Collected data:
>>>>>
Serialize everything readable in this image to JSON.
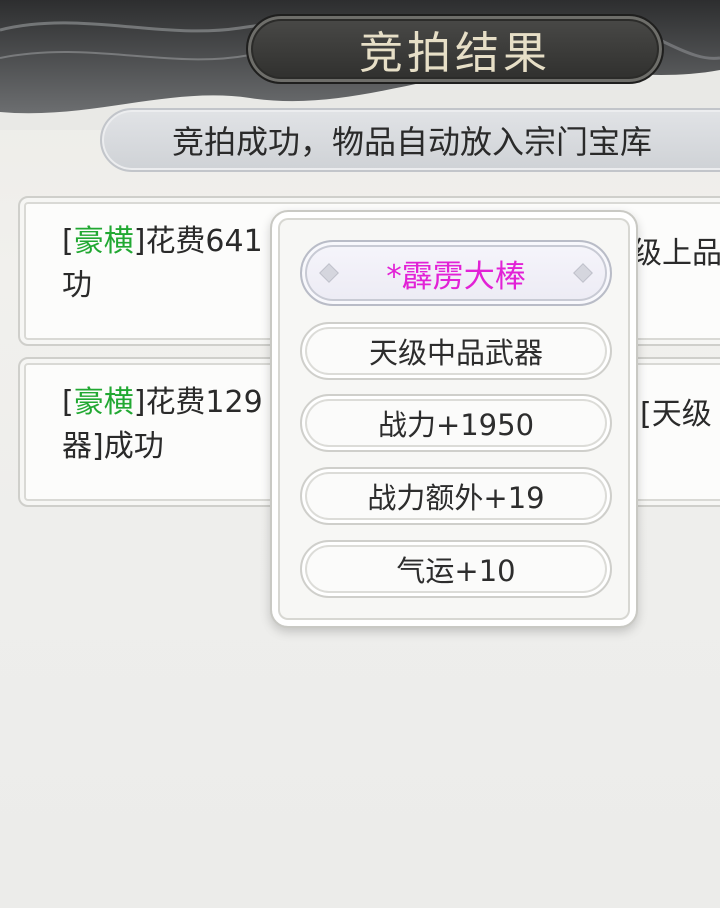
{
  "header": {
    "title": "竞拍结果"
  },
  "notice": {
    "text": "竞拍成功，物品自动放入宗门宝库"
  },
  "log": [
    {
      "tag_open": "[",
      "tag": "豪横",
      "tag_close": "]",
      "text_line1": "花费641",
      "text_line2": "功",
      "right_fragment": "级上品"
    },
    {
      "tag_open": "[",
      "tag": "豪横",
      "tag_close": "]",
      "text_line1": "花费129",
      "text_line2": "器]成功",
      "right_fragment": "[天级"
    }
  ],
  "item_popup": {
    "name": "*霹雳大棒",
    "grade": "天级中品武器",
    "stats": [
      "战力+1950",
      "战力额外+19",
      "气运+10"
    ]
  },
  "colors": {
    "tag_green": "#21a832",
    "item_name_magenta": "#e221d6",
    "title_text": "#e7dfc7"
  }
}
<<<<<
>>>>>
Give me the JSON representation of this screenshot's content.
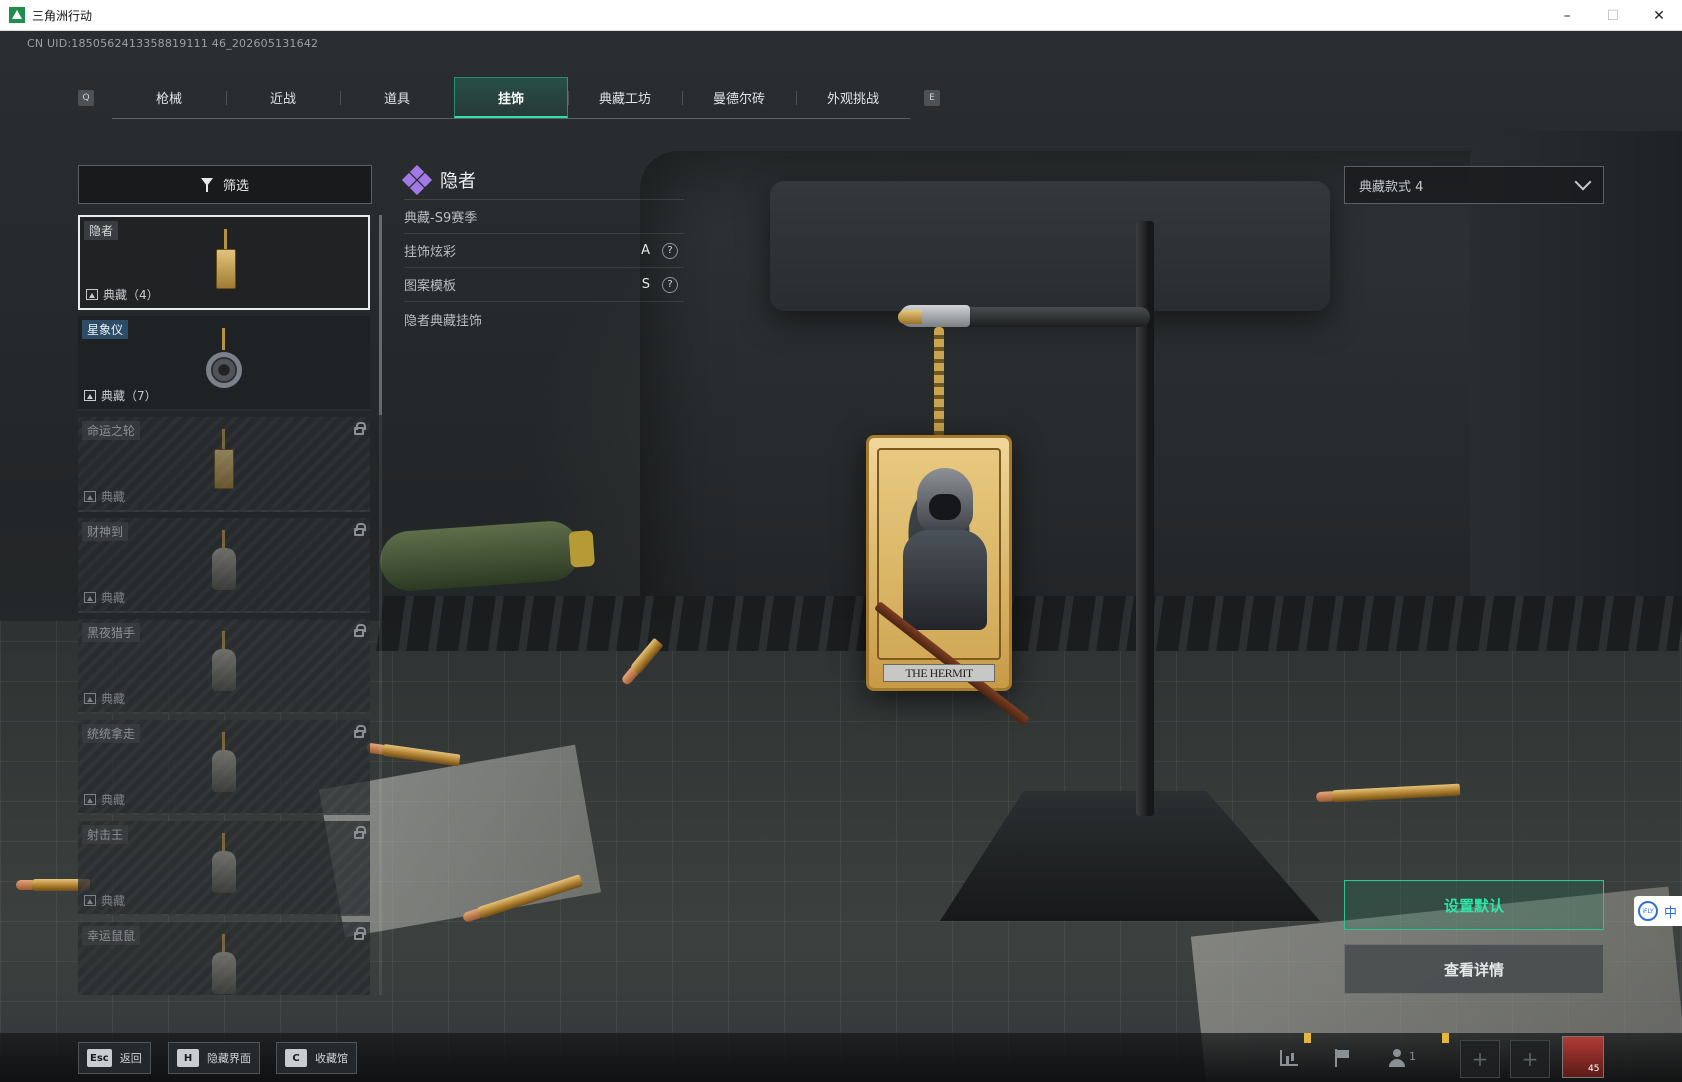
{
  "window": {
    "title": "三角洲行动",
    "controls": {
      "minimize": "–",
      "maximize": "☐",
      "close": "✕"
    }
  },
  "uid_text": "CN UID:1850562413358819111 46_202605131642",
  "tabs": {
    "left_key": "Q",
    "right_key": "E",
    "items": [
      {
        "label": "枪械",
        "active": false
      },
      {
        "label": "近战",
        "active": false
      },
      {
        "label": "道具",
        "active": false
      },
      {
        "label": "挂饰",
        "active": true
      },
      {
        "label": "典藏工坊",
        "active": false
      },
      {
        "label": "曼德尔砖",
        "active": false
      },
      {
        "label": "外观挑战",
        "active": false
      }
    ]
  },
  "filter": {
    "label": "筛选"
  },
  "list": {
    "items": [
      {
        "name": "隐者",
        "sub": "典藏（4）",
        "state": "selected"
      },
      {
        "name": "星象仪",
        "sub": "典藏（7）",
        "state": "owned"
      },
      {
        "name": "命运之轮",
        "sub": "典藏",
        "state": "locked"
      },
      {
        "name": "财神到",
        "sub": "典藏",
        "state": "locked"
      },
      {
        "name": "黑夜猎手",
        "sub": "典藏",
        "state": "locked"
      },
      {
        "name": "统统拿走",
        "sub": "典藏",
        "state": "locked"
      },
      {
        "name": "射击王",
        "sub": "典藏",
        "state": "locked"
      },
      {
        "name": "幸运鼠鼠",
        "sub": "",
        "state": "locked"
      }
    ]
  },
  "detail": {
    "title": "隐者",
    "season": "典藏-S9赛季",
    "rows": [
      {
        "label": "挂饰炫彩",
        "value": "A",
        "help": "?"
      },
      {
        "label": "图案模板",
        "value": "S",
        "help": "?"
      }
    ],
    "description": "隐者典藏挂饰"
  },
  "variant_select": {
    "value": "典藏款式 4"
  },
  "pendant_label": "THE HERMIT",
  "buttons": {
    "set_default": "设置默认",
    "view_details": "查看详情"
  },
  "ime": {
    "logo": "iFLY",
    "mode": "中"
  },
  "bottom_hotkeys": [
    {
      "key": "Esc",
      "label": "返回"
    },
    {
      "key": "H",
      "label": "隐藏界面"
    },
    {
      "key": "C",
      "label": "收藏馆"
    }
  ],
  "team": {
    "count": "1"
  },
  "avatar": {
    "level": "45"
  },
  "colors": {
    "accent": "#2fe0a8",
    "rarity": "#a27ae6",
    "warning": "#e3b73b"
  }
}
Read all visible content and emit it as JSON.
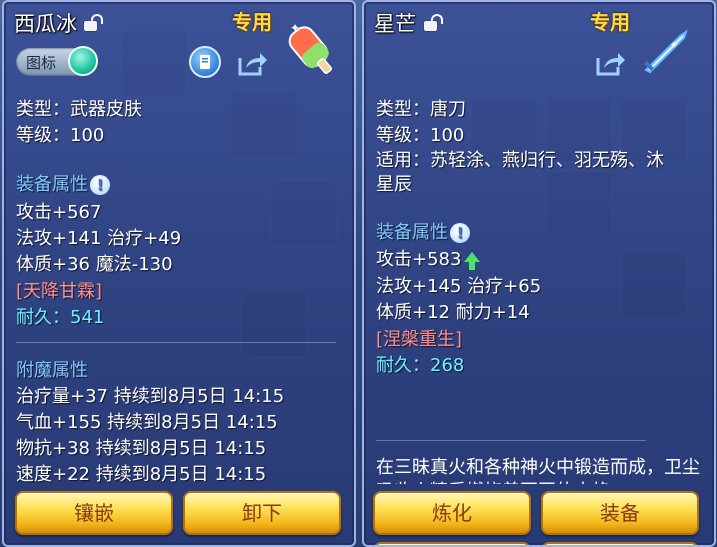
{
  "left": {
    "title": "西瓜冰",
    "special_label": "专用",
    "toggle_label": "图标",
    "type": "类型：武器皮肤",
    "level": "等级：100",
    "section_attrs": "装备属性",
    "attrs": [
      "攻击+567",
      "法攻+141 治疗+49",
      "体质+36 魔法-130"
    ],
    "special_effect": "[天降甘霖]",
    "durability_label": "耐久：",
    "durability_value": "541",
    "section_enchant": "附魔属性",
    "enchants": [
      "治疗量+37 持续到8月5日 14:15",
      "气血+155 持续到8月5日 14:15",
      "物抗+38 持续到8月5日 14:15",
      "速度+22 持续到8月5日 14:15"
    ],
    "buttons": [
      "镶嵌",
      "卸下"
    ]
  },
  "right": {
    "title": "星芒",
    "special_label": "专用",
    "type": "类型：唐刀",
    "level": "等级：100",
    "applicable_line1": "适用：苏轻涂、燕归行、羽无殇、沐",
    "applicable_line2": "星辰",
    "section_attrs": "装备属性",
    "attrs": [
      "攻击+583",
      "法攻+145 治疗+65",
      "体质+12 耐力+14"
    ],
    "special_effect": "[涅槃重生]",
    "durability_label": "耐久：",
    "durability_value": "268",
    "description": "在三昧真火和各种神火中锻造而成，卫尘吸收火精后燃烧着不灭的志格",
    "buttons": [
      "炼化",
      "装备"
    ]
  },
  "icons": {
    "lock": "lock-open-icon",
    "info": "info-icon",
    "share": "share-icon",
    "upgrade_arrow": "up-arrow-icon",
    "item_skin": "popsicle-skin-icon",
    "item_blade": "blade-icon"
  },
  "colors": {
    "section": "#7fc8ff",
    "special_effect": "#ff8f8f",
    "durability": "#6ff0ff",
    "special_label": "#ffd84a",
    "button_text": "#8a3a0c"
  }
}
<<<<<
>>>>>
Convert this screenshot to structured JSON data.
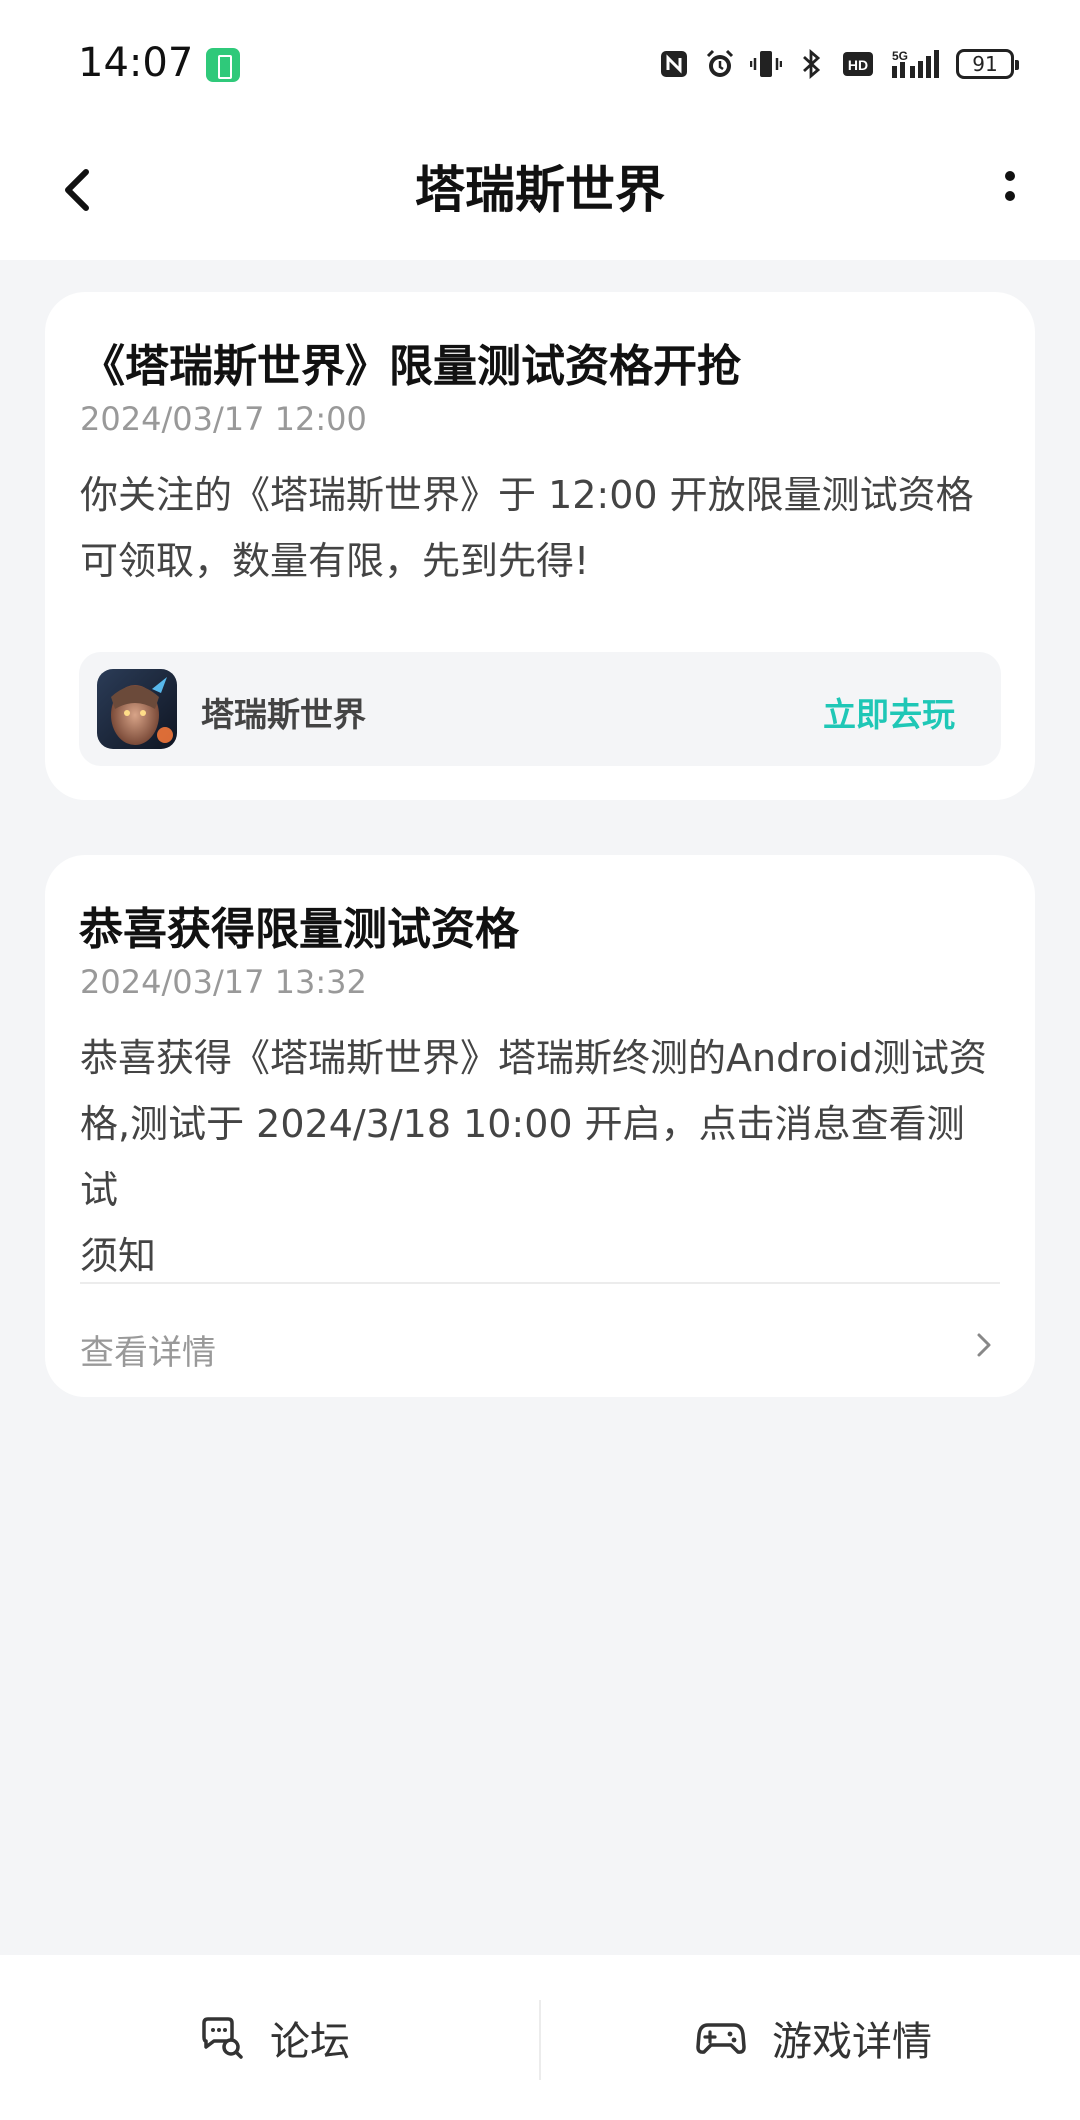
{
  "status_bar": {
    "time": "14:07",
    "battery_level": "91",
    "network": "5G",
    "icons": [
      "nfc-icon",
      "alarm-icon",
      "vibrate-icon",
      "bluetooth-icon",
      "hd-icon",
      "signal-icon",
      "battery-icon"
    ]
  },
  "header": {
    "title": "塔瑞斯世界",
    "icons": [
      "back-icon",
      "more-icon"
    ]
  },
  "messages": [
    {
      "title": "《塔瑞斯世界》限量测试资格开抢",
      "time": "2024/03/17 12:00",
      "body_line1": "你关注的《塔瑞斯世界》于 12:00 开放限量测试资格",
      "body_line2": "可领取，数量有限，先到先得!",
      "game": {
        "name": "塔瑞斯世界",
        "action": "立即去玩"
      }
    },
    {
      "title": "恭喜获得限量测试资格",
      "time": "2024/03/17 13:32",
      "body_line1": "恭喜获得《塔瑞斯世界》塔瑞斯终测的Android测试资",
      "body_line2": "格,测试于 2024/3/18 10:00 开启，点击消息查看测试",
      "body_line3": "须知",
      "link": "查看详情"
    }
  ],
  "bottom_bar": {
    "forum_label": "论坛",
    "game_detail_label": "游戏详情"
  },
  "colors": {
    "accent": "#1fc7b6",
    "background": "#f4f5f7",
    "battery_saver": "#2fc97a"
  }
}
<<<<<
_Task details_
What number of lines in the records contain the word "JSON"? Answer with that number alone.

_Answer to this task_
4